§ TASK INSTRUCTIONS: Please use the figure caption to explain why the nine wild fly strains in panel D were chosen for comparing MeHg tolerance with CYP6g1 expression. Answer in one to three sentences.

§ SOURCE PASSAGE:
*** Begin section ***
Fig. 1.

MeHg tolerance and CYP6g1 expression in wild strains of flies. (A) Tolerance to MeHg during development in the Canton S and Hikone R wild strains is determined by eclosion assays. Greater rates of eclosion are seen for Hikone R strain on 10–20 μM MeHg food than for Canton S. (B) Expression levels of CYP6g1 transcripts are determined using total RNA from extracts of whole larvae (WL), fat body (FB) or central nervous system (Brain) of 3rd instar larvae of the Canton S and Hikone R strains. Determinations are done by qRT-PCR and expression levels normalized to Canton S strain WL. (C) Relative expression level of CYP6g1 transcripts across larval developmental stages are determined by qRT-PCR using total RNA from extracts of whole larvae of Canton S and Hikone R strains. Expression levels are normalized to Cantons 1st instar larvae (L1, L2, L3 = 1st, 2nd, 3rd instar larvae, respectively). (D) A comparison of tolerance to MeHg and CYP6g1 expression level is determined in nine wild strains of flies previously reported to have various levels of CYP6g1 (Daborn et al., 2002). Wild strains are analyzed by comparisons of CYP6g1expression (qRT-PCR, normalized to Canton S) and MeHg tolerance determined by eclosion rates on 10 μM MeHg food (Wild strains are: (a) VAG1; (b) Swedish-C; (c) Canton S; (d) PVM; (e) Wild 5A; (f) Reids 3; (g) Hikone R; (h) Wild 1B; (i) Wild 5C).
*** End section ***
§ EXTRACTED MATERIAL:
*** Begin section ***
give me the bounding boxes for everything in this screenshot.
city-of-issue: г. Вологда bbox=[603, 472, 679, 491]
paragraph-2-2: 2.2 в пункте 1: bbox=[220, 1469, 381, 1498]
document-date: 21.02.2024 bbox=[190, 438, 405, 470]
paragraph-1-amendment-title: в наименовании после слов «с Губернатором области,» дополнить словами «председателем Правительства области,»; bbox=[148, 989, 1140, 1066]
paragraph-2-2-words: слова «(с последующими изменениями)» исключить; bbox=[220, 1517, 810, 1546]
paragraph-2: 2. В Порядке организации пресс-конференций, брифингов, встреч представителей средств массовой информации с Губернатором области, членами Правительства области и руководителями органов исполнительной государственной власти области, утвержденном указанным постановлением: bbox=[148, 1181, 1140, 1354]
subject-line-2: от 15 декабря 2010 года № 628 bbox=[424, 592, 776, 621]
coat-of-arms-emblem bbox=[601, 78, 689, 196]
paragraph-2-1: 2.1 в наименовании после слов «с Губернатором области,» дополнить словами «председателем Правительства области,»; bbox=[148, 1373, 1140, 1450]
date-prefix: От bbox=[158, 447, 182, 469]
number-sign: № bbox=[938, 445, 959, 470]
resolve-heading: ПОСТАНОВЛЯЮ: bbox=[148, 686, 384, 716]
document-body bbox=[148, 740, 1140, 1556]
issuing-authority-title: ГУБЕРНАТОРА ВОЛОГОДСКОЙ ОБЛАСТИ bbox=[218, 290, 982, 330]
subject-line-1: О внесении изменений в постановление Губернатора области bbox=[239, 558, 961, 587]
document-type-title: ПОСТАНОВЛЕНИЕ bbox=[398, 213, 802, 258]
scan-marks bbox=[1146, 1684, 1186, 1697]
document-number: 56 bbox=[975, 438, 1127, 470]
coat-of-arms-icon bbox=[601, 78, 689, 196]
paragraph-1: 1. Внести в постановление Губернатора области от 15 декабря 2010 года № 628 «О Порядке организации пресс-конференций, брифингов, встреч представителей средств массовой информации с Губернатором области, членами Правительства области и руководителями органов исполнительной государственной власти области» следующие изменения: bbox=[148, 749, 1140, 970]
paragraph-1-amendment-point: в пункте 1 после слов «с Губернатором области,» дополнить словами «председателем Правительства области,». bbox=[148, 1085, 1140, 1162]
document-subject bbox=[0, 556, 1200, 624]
*** End section ***
§ WRITTEN ANSWER: The nine wild strains were chosen because they had previously been reported to have various levels of CYP6g1 (Daborn et al., 2002). For each strain, CYP6g1 expression, measured by qRT-PCR and normalized to Canton S, was compared with MeHg tolerance, measured as eclosion rate on 10 μM MeHg food.